## Description of the task
Convert the lines below into a JSON array of strings with one string per line, omitting blank lines.

## Given records
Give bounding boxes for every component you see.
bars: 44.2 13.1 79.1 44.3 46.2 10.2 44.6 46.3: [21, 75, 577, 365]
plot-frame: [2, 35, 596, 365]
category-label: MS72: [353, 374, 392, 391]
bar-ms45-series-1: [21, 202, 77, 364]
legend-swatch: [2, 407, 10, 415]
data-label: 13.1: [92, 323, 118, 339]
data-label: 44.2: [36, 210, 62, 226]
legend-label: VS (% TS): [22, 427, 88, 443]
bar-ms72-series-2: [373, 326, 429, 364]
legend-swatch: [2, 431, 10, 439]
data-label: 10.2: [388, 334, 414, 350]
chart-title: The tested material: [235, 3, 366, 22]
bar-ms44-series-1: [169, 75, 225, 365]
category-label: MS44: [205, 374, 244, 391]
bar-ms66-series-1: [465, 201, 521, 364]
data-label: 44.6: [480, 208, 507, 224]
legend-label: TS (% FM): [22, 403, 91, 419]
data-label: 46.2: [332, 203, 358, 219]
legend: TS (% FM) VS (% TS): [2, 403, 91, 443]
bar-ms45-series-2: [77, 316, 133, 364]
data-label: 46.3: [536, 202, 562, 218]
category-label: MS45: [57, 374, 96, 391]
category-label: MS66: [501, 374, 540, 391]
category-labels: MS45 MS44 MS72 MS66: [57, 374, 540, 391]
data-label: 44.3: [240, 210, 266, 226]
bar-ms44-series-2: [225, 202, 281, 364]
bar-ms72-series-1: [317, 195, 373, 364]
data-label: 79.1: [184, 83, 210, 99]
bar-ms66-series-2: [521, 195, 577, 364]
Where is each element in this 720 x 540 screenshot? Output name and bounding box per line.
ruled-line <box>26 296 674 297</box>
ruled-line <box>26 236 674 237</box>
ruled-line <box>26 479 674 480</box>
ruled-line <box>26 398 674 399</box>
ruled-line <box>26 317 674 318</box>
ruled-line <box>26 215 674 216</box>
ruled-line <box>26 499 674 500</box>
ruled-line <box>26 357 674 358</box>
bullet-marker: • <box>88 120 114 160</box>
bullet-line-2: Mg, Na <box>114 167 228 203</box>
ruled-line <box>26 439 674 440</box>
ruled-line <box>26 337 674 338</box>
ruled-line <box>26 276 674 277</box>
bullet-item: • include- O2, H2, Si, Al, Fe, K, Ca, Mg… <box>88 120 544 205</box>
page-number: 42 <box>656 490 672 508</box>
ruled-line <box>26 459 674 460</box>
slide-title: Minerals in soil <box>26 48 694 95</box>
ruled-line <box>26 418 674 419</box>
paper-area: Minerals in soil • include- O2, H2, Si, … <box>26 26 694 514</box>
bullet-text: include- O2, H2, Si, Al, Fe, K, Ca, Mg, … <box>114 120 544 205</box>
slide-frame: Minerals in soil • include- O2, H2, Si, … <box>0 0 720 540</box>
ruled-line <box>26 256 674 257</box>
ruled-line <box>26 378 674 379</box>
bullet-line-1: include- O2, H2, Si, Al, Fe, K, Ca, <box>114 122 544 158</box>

## Worked solution
[
  "Give bounding boxes for every component you see.",
  "bars: 44.2 13.1 79.1 44.3 46.2 10.2 44.6 46.3: [21, 75, 577, 365]",
  "plot-frame: [2, 35, 596, 365]",
  "category-label: MS72: [353, 374, 392, 391]",
  "bar-ms45-series-1: [21, 202, 77, 364]",
  "legend-swatch: [2, 407, 10, 415]",
  "data-label: 13.1: [92, 323, 118, 339]",
  "data-label: 44.2: [36, 210, 62, 226]",
  "legend-label: VS (% TS): [22, 427, 88, 443]",
  "bar-ms72-series-2: [373, 326, 429, 364]",
  "legend-swatch: [2, 431, 10, 439]",
  "data-label: 10.2: [388, 334, 414, 350]",
  "chart-title: The tested material: [235, 3, 366, 22]",
  "bar-ms44-series-1: [169, 75, 225, 365]",
  "category-label: MS44: [205, 374, 244, 391]",
  "bar-ms66-series-1: [465, 201, 521, 364]",
  "data-label: 44.6: [480, 208, 507, 224]",
  "legend-label: TS (% FM): [22, 403, 91, 419]",
  "data-label: 46.2: [332, 203, 358, 219]",
  "legend: TS (% FM) VS (% TS): [2, 403, 91, 443]",
  "bar-ms45-series-2: [77, 316, 133, 364]",
  "data-label: 46.3: [536, 202, 562, 218]",
  "category-label: MS45: [57, 374, 96, 391]",
  "category-label: MS66: [501, 374, 540, 391]",
  "category-labels: MS45 MS44 MS72 MS66: [57, 374, 540, 391]",
  "data-label: 44.3: [240, 210, 266, 226]",
  "bar-ms44-series-2: [225, 202, 281, 364]",
  "bar-ms72-series-1: [317, 195, 373, 364]",
  "data-label: 79.1: [184, 83, 210, 99]",
  "bar-ms66-series-2: [521, 195, 577, 364]",
  "Where is each element in this 720 x 540 screenshot? Output name and bounding box per line.",
  "ruled-line <box>26 296 674 297</box>",
  "ruled-line <box>26 236 674 237</box>",
  "ruled-line <box>26 479 674 480</box>",
  "ruled-line <box>26 398 674 399</box>",
  "ruled-line <box>26 317 674 318</box>",
  "ruled-line <box>26 215 674 216</box>",
  "ruled-line <box>26 499 674 500</box>",
  "ruled-line <box>26 357 674 358</box>",
  "bullet-marker: • <box>88 120 114 160</box>",
  "bullet-line-2: Mg, Na <box>114 167 228 203</box>",
  "ruled-line <box>26 439 674 440</box>",
  "ruled-line <box>26 337 674 338</box>",
  "ruled-line <box>26 276 674 277</box>",
  "bullet-item: • include- O2, H2, Si, Al, Fe, K, Ca, Mg… <box>88 120 544 205</box>",
  "page-number: 42 <box>656 490 672 508</box>",
  "ruled-line <box>26 459 674 460</box>",
  "slide-title: Minerals in soil <box>26 48 694 95</box>",
  "ruled-line <box>26 418 674 419</box>",
  "paper-area: Minerals in soil • include- O2, H2, Si, … <box>26 26 694 514</box>",
  "bullet-text: include- O2, H2, Si, Al, Fe, K, Ca, Mg, … <box>114 120 544 205</box>",
  "slide-frame: Minerals in soil • include- O2, H2, Si, … <box>0 0 720 540</box>",
  "ruled-line <box>26 256 674 257</box>",
  "ruled-line <box>26 378 674 379</box>",
  "bullet-line-1: include- O2, H2, Si, Al, Fe, K, Ca, <box>114 122 544 158</box>"
]